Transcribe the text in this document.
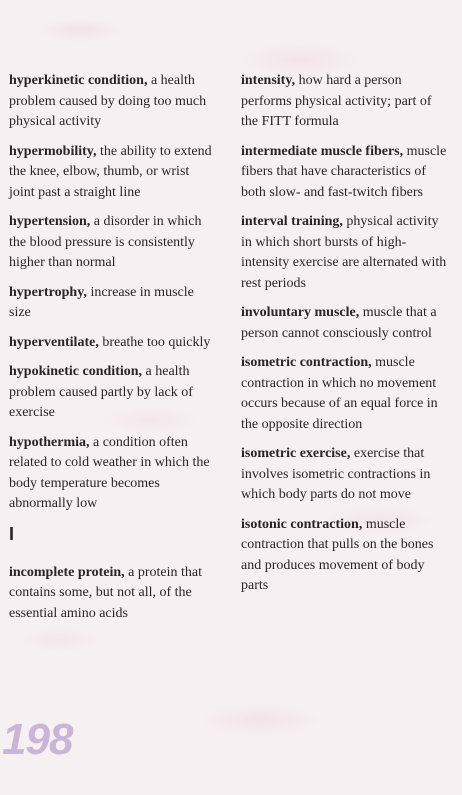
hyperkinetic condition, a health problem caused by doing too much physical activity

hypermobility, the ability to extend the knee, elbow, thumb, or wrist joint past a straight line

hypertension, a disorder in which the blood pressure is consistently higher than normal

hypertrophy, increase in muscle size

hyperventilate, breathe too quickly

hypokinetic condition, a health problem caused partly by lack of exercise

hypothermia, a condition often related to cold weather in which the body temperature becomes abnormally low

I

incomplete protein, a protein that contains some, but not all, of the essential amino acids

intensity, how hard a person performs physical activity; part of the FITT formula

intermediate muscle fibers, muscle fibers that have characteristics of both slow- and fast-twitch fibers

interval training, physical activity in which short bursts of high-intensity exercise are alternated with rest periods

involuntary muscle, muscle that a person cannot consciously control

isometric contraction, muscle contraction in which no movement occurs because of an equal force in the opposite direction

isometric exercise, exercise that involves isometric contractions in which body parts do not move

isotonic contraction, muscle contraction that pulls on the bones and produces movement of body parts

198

========================================================================

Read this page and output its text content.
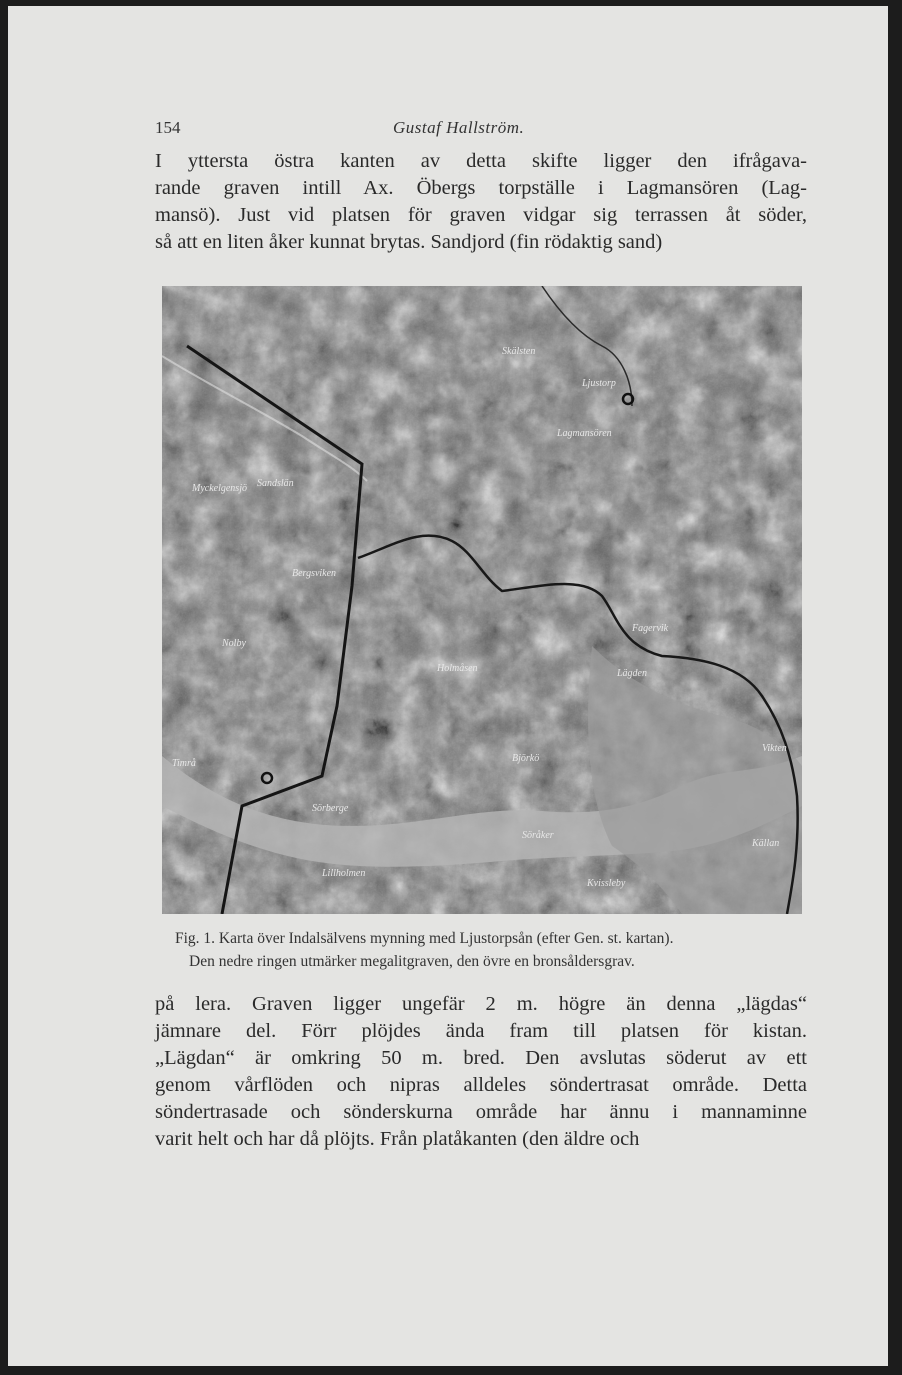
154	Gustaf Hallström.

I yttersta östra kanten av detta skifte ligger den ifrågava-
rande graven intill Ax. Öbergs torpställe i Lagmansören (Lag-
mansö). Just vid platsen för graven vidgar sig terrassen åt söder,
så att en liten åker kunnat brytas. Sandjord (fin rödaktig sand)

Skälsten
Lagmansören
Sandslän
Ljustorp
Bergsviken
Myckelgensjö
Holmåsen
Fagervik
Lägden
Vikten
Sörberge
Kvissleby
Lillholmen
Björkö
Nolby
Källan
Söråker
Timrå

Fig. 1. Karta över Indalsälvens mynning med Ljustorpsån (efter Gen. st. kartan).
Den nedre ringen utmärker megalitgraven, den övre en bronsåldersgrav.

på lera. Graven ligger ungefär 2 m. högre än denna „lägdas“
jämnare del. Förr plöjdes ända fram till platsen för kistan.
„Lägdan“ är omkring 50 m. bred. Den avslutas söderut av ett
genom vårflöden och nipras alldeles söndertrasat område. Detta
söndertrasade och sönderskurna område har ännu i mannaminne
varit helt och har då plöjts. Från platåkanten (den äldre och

========================================================================

## What is needed
Say how many lines above include "body", please, and nothing else.

## Written reply
3